Vorliegender Text

--------

Unterwegs im Lande der Inka (1)

Notizen auf einer Reise in Ecuador und Peru

von Johannes Vesper

Foto © Johannes Vesper
Unterwegs im Lande der Inka
Notizen auf einer Reise in Ecuador und Peru
 
von Johannes Vesper
 
Elf Stunden braust der Airbus nach Westen. Auf der projizierten Karte verfolgt man sein Weiterkommen, und pünktlich landet er auf dem modernen, gerade fertig gestellten Flughafen ca. 40 km südlich von Quito. Immerhin werden in Ecuador die Flughäfen fertig gestellt.

--------

Erfasste Daten
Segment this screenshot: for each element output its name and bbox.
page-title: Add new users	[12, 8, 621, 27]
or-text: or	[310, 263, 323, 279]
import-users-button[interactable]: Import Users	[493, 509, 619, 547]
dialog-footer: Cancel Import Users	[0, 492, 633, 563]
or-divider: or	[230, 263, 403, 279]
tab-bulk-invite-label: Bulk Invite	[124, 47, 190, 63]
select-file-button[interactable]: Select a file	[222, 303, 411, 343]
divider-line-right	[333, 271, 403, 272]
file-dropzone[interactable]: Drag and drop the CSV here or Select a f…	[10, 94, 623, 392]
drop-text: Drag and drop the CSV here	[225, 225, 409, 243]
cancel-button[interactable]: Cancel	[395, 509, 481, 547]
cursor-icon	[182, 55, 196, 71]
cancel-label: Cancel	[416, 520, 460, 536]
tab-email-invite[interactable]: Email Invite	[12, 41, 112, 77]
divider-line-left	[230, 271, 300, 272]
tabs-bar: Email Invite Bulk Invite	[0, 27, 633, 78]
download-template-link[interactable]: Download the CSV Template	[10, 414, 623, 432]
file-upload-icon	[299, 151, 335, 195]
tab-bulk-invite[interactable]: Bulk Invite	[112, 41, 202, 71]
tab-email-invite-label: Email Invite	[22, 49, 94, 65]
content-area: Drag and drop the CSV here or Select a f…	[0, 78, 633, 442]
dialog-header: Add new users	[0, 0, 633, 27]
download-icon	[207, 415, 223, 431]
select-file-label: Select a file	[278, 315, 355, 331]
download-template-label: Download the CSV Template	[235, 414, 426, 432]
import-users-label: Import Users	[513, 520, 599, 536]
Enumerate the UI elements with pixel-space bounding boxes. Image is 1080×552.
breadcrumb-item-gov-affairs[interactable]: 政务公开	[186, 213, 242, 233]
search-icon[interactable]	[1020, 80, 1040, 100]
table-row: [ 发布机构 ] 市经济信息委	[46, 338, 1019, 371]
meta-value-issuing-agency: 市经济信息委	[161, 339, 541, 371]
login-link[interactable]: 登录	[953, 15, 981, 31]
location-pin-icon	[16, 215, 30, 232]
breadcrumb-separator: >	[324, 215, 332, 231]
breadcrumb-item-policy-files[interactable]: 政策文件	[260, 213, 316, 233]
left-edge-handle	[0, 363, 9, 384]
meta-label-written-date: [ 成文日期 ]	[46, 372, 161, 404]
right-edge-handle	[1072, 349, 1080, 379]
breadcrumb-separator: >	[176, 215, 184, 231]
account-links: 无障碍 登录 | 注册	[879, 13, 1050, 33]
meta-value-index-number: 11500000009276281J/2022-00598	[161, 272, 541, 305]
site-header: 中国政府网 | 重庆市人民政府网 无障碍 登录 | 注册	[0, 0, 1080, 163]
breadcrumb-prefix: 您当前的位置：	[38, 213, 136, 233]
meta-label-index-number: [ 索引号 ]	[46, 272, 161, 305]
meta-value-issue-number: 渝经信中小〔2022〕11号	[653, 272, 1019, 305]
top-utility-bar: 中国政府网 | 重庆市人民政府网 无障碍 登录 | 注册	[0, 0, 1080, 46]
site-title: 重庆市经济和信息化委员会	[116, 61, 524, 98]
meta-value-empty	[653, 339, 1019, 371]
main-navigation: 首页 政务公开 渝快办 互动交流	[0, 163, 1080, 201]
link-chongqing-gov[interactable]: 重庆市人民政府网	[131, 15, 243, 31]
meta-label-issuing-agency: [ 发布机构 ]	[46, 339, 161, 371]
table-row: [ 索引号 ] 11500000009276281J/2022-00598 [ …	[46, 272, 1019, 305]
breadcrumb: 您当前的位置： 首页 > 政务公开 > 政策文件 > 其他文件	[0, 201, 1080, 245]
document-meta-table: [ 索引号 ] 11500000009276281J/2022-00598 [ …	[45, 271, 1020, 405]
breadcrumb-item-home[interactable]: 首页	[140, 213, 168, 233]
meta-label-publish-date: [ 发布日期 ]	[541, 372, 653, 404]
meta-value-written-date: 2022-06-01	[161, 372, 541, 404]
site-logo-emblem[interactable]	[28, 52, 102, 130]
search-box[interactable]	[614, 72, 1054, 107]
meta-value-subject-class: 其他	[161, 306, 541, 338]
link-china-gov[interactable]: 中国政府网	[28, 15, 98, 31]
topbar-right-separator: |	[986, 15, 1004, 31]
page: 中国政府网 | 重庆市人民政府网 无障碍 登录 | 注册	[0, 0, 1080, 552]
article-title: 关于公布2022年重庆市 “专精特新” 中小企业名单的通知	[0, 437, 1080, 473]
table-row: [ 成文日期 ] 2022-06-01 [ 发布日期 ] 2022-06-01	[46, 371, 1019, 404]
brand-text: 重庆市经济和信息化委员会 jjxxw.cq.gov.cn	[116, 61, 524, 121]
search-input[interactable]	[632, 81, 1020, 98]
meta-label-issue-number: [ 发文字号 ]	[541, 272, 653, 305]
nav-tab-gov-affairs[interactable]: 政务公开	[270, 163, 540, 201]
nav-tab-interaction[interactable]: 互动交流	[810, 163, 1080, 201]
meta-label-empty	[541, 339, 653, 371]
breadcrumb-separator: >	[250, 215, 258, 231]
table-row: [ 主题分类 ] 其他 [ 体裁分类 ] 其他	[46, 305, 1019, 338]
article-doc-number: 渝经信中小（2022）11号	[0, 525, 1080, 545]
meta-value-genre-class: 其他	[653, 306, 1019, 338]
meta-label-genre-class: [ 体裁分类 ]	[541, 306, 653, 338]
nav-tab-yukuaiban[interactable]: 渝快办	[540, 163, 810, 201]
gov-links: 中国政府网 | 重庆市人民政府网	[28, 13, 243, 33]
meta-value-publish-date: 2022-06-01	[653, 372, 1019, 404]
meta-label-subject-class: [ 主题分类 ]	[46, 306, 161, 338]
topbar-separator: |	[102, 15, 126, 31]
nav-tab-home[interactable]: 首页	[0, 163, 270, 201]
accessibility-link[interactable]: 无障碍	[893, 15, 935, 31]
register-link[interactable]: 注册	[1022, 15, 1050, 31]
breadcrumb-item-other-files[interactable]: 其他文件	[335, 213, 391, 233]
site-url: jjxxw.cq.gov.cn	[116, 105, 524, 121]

--------

Zu erledigen
a - Entnimm dem Reisebericht wortgetreu den Abschnitt von „Foto © Johannes Vesper“ bis einschließlich „Flughäfen fertig gestellt.“.
b - Schreibe den Reisebericht über Ecuador und Peru im Anschluss an seinen letzten Satz weiter.
Die Einträge stehen in keinem Zusammenhang mit dem Reisebericht.

Lösungen
a -
Foto © Johannes Vesper
Unterwegs im Lande der Inka
Notizen auf einer Reise in Ecuador und Peru
 
von Johannes Vesper
 
Elf Stunden braust der Airbus nach Westen. Auf der projizierten Karte verfolgt man sein Weiterkommen, und pünktlich landet er auf dem modernen, gerade fertig gestellten Flughafen ca. 40 km südlich von Quito. Immerhin werden in Ecuador die Flughäfen fertig gestellt.

b -
12.10.13 Quito:
Die Stadt ist seit dem 18.09.1978 zusammen mit Krakau Weltkulturerbe. Sie liegt auf knapp 3000 m Höhe in einem langen schmalen Tal. In der Ferne sieht man aus dem Hotelzimmer die riesige, neogotische Basilica des Voto Nacional und hoch oben auf dem Panicillo die große Jungfrau Maria aus Blech. Der Aspekt erinnert an den Jesus auf dem Corcovado in Rio de Janeiro. Beim Spaziergang durch die Innenstadt fallen die Polizistinnen auf: Ausdruck einer zunehmenden Emanzipation, wie sie von Rafael Correa, dem linksliberalen Präsidenten von Ecuador (seit 11/2006) angestrebt wird. Der sozialistische Wirtschaftswissenschaftler versucht, das Land zu modernisieren, lehnt die USA als Führungsmacht ab, hatte Nähe zu dem inzwischen verstorbenen Hugo Chavez in Venezuela, zahlt Mindestlöhne für die Ärmsten der Armen, behält aber den Dollar als Landeswährung bei, obwohl der ihm politisch nicht paßt. Er schränkt die Pressefreiheit ein und sieht gut aus.
Auf dem Placa de La Independencia herrscht reges Treiben. Der pinkfarben eingewickelte Baum soll Aufmerksamkeit wecken für Lesben und Schwule.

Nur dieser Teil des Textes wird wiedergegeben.